[Begin]

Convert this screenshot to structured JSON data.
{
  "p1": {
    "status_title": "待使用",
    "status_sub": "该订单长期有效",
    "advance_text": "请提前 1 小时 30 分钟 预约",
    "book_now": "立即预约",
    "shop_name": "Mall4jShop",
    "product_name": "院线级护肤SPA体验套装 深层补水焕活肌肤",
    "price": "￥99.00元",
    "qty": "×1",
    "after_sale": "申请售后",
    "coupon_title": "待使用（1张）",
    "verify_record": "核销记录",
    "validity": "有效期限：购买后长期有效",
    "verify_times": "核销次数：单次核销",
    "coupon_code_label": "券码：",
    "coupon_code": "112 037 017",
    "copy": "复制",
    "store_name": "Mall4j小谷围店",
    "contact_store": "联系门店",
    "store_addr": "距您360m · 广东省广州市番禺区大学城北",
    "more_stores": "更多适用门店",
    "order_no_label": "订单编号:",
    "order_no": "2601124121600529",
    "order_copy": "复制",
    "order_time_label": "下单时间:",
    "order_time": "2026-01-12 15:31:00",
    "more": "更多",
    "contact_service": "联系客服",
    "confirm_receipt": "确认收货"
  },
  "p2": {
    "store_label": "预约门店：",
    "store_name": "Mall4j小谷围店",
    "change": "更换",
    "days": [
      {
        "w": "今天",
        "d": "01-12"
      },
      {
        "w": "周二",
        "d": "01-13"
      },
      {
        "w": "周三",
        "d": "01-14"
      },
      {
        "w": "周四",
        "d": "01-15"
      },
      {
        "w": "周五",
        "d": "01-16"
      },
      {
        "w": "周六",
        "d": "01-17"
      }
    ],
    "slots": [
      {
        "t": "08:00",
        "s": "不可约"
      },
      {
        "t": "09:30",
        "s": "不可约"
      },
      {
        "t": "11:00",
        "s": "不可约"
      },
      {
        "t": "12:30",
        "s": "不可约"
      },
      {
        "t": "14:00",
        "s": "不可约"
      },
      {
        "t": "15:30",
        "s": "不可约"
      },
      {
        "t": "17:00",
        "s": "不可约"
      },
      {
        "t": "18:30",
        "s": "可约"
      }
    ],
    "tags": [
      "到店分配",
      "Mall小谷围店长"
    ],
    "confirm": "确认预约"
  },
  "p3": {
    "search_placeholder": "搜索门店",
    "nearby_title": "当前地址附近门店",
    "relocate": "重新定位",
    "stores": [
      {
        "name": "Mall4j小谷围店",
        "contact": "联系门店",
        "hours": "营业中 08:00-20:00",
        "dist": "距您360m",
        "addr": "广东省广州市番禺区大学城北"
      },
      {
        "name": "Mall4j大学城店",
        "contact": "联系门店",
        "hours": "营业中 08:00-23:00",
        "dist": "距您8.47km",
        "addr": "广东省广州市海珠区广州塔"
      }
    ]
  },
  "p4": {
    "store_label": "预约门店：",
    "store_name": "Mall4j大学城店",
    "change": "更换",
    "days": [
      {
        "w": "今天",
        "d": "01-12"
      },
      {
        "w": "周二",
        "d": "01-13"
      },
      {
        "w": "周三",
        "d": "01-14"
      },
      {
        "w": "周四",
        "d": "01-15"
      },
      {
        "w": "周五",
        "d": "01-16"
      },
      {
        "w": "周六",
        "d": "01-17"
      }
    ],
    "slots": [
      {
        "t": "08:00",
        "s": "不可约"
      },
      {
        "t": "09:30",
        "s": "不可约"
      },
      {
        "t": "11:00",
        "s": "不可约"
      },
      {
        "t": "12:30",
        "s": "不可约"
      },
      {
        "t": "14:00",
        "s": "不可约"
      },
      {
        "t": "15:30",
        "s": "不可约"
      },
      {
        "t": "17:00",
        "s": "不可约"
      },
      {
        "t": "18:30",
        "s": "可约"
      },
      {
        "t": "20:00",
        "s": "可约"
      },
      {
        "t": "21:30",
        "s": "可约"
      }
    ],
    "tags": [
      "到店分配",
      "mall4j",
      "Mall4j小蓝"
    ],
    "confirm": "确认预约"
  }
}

[End]

Given request
Write the material out again word for word.

Reply to the exercise
Convert this screenshot to structured JSON data.
{
  "p1": {
    "status_title": "待使用",
    "status_sub": "该订单长期有效",
    "advance_text": "请提前 1 小时 30 分钟 预约",
    "book_now": "立即预约",
    "shop_name": "Mall4jShop",
    "product_name": "院线级护肤SPA体验套装 深层补水焕活肌肤",
    "price": "￥99.00元",
    "qty": "×1",
    "after_sale": "申请售后",
    "coupon_title": "待使用（1张）",
    "verify_record": "核销记录",
    "validity": "有效期限：购买后长期有效",
    "verify_times": "核销次数：单次核销",
    "coupon_code_label": "券码：",
    "coupon_code": "112 037 017",
    "copy": "复制",
    "store_name": "Mall4j小谷围店",
    "contact_store": "联系门店",
    "store_addr": "距您360m · 广东省广州市番禺区大学城北",
    "more_stores": "更多适用门店",
    "order_no_label": "订单编号:",
    "order_no": "2601124121600529",
    "order_copy": "复制",
    "order_time_label": "下单时间:",
    "order_time": "2026-01-12 15:31:00",
    "more": "更多",
    "contact_service": "联系客服",
    "confirm_receipt": "确认收货"
  },
  "p2": {
    "store_label": "预约门店：",
    "store_name": "Mall4j小谷围店",
    "change": "更换",
    "days": [
      {
        "w": "今天",
        "d": "01-12"
      },
      {
        "w": "周二",
        "d": "01-13"
      },
      {
        "w": "周三",
        "d": "01-14"
      },
      {
        "w": "周四",
        "d": "01-15"
      },
      {
        "w": "周五",
        "d": "01-16"
      },
      {
        "w": "周六",
        "d": "01-17"
      }
    ],
    "slots": [
      {
        "t": "08:00",
        "s": "不可约"
      },
      {
        "t": "09:30",
        "s": "不可约"
      },
      {
        "t": "11:00",
        "s": "不可约"
      },
      {
        "t": "12:30",
        "s": "不可约"
      },
      {
        "t": "14:00",
        "s": "不可约"
      },
      {
        "t": "15:30",
        "s": "不可约"
      },
      {
        "t": "17:00",
        "s": "不可约"
      },
      {
        "t": "18:30",
        "s": "可约"
      }
    ],
    "tags": [
      "到店分配",
      "Mall小谷围店长"
    ],
    "confirm": "确认预约"
  },
  "p3": {
    "search_placeholder": "搜索门店",
    "nearby_title": "当前地址附近门店",
    "relocate": "重新定位",
    "stores": [
      {
        "name": "Mall4j小谷围店",
        "contact": "联系门店",
        "hours": "营业中 08:00-20:00",
        "dist": "距您360m",
        "addr": "广东省广州市番禺区大学城北"
      },
      {
        "name": "Mall4j大学城店",
        "contact": "联系门店",
        "hours": "营业中 08:00-23:00",
        "dist": "距您8.47km",
        "addr": "广东省广州市海珠区广州塔"
      }
    ]
  },
  "p4": {
    "store_label": "预约门店：",
    "store_name": "Mall4j大学城店",
    "change": "更换",
    "days": [
      {
        "w": "今天",
        "d": "01-12"
      },
      {
        "w": "周二",
        "d": "01-13"
      },
      {
        "w": "周三",
        "d": "01-14"
      },
      {
        "w": "周四",
        "d": "01-15"
      },
      {
        "w": "周五",
        "d": "01-16"
      },
      {
        "w": "周六",
        "d": "01-17"
      }
    ],
    "slots": [
      {
        "t": "08:00",
        "s": "不可约"
      },
      {
        "t": "09:30",
        "s": "不可约"
      },
      {
        "t": "11:00",
        "s": "不可约"
      },
      {
        "t": "12:30",
        "s": "不可约"
      },
      {
        "t": "14:00",
        "s": "不可约"
      },
      {
        "t": "15:30",
        "s": "不可约"
      },
      {
        "t": "17:00",
        "s": "不可约"
      },
      {
        "t": "18:30",
        "s": "可约"
      },
      {
        "t": "20:00",
        "s": "可约"
      },
      {
        "t": "21:30",
        "s": "可约"
      }
    ],
    "tags": [
      "到店分配",
      "mall4j",
      "Mall4j小蓝"
    ],
    "confirm": "确认预约"
  }
}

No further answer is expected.